▸ **GOAL**
Please give the listing again in its entirety, exactly as written.
··· EXCERPTED DATA ···
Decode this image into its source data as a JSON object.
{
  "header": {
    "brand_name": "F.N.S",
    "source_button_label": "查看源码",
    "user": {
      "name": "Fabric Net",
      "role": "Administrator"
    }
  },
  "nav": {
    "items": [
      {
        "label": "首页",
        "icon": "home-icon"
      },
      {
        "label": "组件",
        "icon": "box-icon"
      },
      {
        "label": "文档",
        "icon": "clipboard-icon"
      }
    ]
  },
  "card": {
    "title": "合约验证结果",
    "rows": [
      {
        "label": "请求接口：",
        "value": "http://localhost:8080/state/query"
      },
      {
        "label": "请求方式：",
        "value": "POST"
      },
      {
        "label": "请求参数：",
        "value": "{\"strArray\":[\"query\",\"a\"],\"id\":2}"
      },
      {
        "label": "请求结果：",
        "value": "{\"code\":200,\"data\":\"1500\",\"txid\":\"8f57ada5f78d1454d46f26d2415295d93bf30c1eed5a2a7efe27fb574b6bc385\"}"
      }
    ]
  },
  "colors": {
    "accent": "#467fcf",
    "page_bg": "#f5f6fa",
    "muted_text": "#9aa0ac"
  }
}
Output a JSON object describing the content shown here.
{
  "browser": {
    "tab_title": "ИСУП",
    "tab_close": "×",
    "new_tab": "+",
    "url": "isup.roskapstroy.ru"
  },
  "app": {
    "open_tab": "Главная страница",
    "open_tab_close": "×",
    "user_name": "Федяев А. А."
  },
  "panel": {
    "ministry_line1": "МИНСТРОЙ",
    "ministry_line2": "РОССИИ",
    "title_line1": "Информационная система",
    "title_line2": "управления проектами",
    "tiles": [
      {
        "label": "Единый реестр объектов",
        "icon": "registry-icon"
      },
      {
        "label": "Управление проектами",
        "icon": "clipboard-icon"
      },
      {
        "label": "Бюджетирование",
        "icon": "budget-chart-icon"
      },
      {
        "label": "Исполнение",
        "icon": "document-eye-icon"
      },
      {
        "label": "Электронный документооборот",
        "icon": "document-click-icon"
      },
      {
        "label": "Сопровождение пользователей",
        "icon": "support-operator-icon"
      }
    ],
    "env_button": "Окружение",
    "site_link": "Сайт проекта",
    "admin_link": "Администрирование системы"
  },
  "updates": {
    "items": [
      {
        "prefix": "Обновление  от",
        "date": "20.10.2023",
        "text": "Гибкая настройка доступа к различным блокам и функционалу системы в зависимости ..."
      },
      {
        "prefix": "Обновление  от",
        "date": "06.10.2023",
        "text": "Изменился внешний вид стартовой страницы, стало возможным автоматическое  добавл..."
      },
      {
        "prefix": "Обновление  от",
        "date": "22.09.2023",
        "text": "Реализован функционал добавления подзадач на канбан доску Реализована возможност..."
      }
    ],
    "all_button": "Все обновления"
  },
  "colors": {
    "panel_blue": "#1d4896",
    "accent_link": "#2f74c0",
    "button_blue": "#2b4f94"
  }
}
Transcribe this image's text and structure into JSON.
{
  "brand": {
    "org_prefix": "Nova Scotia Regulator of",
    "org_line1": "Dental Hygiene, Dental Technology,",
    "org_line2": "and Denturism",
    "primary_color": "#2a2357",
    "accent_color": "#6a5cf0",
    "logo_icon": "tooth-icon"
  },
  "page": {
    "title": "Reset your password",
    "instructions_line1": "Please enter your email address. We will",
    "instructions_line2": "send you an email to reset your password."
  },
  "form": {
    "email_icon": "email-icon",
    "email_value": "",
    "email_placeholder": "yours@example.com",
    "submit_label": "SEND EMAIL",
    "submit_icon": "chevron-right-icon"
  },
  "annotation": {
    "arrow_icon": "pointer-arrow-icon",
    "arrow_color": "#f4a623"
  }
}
···
▸ **REPLY**
Decode this image into its source data as a JSON object.
{
  "header": {
    "brand_name": "F.N.S",
    "source_button_label": "查看源码",
    "user": {
      "name": "Fabric Net",
      "role": "Administrator"
    }
  },
  "nav": {
    "items": [
      {
        "label": "首页",
        "icon": "home-icon"
      },
      {
        "label": "组件",
        "icon": "box-icon"
      },
      {
        "label": "文档",
        "icon": "clipboard-icon"
      }
    ]
  },
  "card": {
    "title": "合约验证结果",
    "rows": [
      {
        "label": "请求接口：",
        "value": "http://localhost:8080/state/query"
      },
      {
        "label": "请求方式：",
        "value": "POST"
      },
      {
        "label": "请求参数：",
        "value": "{\"strArray\":[\"query\",\"a\"],\"id\":2}"
      },
      {
        "label": "请求结果：",
        "value": "{\"code\":200,\"data\":\"1500\",\"txid\":\"8f57ada5f78d1454d46f26d2415295d93bf30c1eed5a2a7efe27fb574b6bc385\"}"
      }
    ]
  },
  "colors": {
    "accent": "#467fcf",
    "page_bg": "#f5f6fa",
    "muted_text": "#9aa0ac"
  }
}
Output a JSON object describing the content shown here.
{
  "browser": {
    "tab_title": "ИСУП",
    "tab_close": "×",
    "new_tab": "+",
    "url": "isup.roskapstroy.ru"
  },
  "app": {
    "open_tab": "Главная страница",
    "open_tab_close": "×",
    "user_name": "Федяев А. А."
  },
  "panel": {
    "ministry_line1": "МИНСТРОЙ",
    "ministry_line2": "РОССИИ",
    "title_line1": "Информационная система",
    "title_line2": "управления проектами",
    "tiles": [
      {
        "label": "Единый реестр объектов",
        "icon": "registry-icon"
      },
      {
        "label": "Управление проектами",
        "icon": "clipboard-icon"
      },
      {
        "label": "Бюджетирование",
        "icon": "budget-chart-icon"
      },
      {
        "label": "Исполнение",
        "icon": "document-eye-icon"
      },
      {
        "label": "Электронный документооборот",
        "icon": "document-click-icon"
      },
      {
        "label": "Сопровождение пользователей",
        "icon": "support-operator-icon"
      }
    ],
    "env_button": "Окружение",
    "site_link": "Сайт проекта",
    "admin_link": "Администрирование системы"
  },
  "updates": {
    "items": [
      {
        "prefix": "Обновление  от",
        "date": "20.10.2023",
        "text": "Гибкая настройка доступа к различным блокам и функционалу системы в зависимости ..."
      },
      {
        "prefix": "Обновление  от",
        "date": "06.10.2023",
        "text": "Изменился внешний вид стартовой страницы, стало возможным автоматическое  добавл..."
      },
      {
        "prefix": "Обновление  от",
        "date": "22.09.2023",
        "text": "Реализован функционал добавления подзадач на канбан доску Реализована возможност..."
      }
    ],
    "all_button": "Все обновления"
  },
  "colors": {
    "panel_blue": "#1d4896",
    "accent_link": "#2f74c0",
    "button_blue": "#2b4f94"
  }
}
Transcribe this image's text and structure into JSON.
{
  "brand": {
    "org_prefix": "Nova Scotia Regulator of",
    "org_line1": "Dental Hygiene, Dental Technology,",
    "org_line2": "and Denturism",
    "primary_color": "#2a2357",
    "accent_color": "#6a5cf0",
    "logo_icon": "tooth-icon"
  },
  "page": {
    "title": "Reset your password",
    "instructions_line1": "Please enter your email address. We will",
    "instructions_line2": "send you an email to reset your password."
  },
  "form": {
    "email_icon": "email-icon",
    "email_value": "",
    "email_placeholder": "yours@example.com",
    "submit_label": "SEND EMAIL",
    "submit_icon": "chevron-right-icon"
  },
  "annotation": {
    "arrow_icon": "pointer-arrow-icon",
    "arrow_color": "#f4a623"
  }
}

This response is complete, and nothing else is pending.